Source data:
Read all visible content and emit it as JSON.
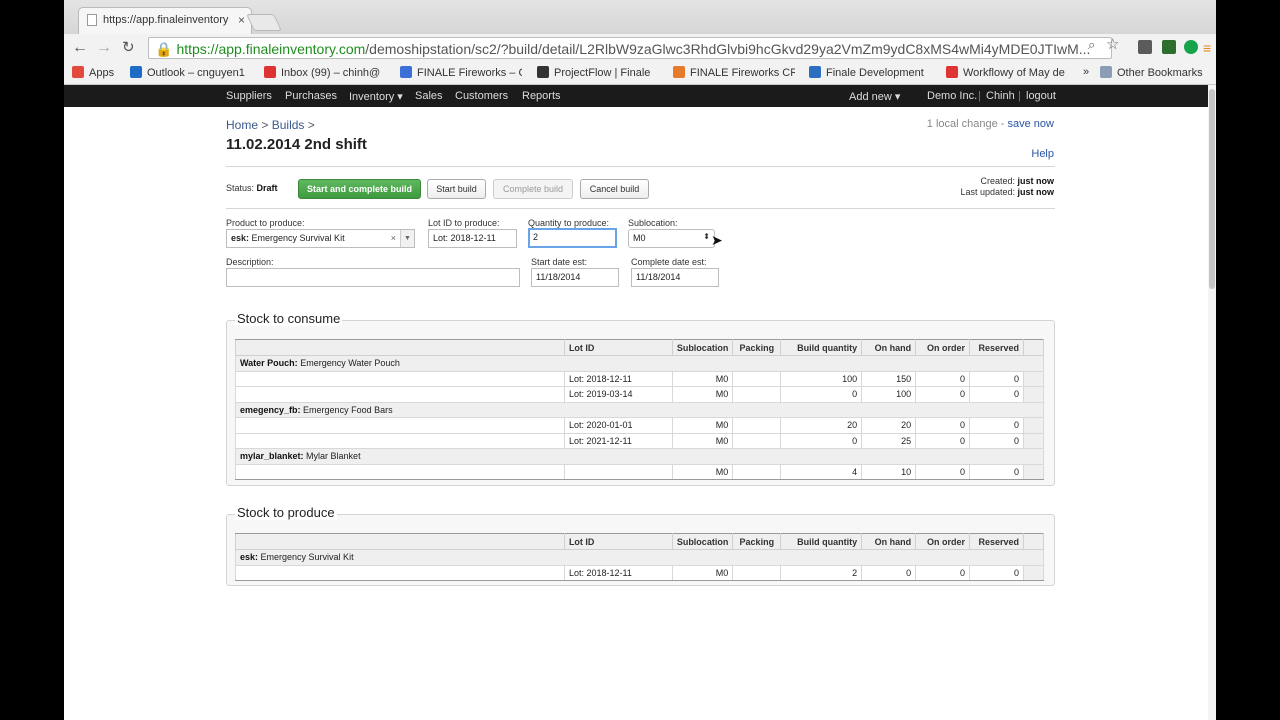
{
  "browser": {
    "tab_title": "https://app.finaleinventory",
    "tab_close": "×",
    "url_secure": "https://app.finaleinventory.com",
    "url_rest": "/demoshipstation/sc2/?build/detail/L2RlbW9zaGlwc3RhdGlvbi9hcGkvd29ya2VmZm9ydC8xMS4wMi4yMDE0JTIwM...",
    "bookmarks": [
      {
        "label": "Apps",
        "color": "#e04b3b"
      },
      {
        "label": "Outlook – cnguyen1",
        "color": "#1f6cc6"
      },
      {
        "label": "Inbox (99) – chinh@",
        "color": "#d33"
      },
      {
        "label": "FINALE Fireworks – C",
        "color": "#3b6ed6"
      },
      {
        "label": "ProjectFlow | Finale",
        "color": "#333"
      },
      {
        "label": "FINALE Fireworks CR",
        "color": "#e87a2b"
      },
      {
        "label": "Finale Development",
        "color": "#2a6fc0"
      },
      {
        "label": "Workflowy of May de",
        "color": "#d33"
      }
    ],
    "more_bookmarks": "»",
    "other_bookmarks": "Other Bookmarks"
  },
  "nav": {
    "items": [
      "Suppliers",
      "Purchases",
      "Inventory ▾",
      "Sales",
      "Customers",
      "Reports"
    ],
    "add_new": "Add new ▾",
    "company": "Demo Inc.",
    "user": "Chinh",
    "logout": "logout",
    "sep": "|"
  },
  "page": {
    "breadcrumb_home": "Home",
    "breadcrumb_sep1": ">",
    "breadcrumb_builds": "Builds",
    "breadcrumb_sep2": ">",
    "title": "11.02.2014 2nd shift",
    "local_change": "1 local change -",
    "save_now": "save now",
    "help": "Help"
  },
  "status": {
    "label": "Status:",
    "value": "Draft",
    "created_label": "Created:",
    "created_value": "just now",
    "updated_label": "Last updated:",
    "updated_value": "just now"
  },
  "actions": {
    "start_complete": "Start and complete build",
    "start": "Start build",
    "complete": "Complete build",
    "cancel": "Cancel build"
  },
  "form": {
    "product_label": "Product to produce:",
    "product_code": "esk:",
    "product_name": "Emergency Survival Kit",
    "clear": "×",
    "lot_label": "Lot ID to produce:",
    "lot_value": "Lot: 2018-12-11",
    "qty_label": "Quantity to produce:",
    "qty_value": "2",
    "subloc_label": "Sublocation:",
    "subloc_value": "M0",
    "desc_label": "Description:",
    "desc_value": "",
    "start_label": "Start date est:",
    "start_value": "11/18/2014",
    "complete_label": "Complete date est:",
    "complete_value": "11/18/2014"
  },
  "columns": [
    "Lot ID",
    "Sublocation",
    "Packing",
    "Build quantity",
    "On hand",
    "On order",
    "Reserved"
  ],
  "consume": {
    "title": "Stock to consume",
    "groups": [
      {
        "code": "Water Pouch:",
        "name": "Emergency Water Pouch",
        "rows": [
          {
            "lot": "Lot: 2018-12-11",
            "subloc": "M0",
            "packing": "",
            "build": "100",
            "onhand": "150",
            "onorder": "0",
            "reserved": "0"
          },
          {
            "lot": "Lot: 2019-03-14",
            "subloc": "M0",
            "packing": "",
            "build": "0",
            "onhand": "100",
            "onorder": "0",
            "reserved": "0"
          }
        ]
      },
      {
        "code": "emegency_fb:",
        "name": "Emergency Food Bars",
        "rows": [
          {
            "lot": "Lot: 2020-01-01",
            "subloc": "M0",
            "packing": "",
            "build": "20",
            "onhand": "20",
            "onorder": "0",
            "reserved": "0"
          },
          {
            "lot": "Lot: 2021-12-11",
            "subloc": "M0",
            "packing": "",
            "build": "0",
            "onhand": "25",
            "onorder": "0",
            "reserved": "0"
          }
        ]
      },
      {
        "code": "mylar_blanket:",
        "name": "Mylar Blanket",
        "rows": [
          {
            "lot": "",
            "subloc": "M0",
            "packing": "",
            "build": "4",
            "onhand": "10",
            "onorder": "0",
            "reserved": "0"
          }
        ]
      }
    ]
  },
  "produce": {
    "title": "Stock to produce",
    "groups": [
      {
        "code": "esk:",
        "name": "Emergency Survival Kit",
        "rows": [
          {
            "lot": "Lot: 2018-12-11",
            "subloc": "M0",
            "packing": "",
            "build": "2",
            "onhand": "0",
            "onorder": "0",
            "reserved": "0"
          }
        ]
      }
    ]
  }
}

--

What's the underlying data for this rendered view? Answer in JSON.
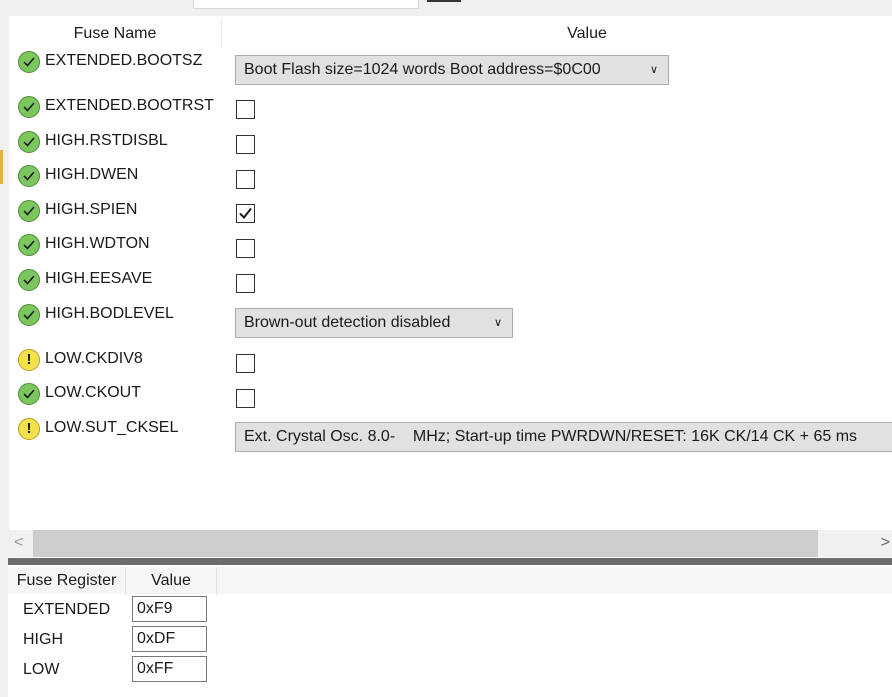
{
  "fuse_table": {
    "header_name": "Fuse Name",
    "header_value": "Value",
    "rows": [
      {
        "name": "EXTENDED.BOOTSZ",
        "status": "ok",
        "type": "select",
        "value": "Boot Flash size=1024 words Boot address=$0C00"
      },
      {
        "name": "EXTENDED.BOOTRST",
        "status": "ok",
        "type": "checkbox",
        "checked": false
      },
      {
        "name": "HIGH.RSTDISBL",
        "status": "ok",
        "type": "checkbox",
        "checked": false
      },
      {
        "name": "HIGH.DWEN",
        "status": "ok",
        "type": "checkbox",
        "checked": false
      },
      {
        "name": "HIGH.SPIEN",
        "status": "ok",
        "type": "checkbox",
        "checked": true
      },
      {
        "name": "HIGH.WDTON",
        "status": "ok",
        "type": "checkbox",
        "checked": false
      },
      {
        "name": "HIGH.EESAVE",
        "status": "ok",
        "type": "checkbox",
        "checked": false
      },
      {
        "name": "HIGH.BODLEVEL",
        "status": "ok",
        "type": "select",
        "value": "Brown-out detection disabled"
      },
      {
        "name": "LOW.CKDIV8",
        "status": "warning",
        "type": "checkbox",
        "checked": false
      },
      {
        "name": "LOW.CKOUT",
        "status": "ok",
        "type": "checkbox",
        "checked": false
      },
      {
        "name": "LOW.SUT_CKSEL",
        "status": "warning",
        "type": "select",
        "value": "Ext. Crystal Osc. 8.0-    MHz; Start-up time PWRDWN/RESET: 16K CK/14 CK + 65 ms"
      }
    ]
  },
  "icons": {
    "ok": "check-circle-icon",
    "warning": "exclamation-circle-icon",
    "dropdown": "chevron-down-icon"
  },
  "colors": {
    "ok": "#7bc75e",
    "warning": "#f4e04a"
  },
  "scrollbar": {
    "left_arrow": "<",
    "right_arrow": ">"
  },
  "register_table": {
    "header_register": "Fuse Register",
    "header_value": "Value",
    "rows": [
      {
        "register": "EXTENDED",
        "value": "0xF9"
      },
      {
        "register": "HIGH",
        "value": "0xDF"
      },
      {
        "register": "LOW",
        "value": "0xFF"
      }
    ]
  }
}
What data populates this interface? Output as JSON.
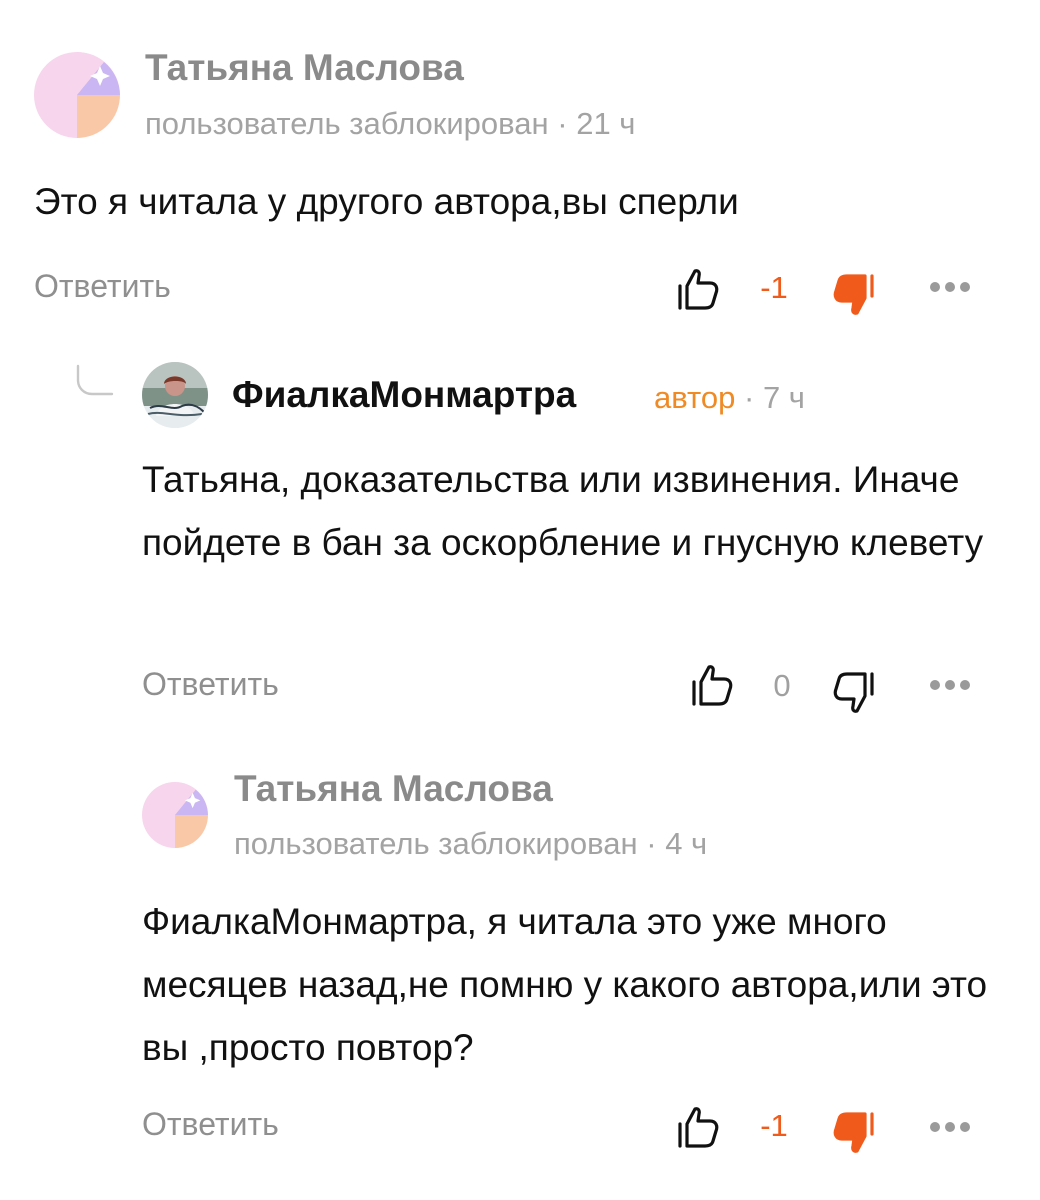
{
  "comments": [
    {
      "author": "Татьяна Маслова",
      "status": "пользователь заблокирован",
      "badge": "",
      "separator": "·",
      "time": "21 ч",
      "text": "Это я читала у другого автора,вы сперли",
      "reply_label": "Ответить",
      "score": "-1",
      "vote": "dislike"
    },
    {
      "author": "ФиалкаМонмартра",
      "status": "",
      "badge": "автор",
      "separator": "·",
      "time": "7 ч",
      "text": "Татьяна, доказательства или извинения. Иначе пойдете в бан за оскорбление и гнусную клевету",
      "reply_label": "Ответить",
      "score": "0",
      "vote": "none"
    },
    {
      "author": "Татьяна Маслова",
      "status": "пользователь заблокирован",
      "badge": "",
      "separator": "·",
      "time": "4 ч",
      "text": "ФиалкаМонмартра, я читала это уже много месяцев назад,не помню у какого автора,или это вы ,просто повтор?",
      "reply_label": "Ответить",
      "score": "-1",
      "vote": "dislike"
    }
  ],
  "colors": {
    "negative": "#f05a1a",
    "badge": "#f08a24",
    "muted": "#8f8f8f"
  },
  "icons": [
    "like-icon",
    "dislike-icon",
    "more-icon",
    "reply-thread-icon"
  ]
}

## REQUEST
State how many lines in the entries above include the word "EXTENDED"; reply with the number alone.

## RESPONSE TO THE TASK
3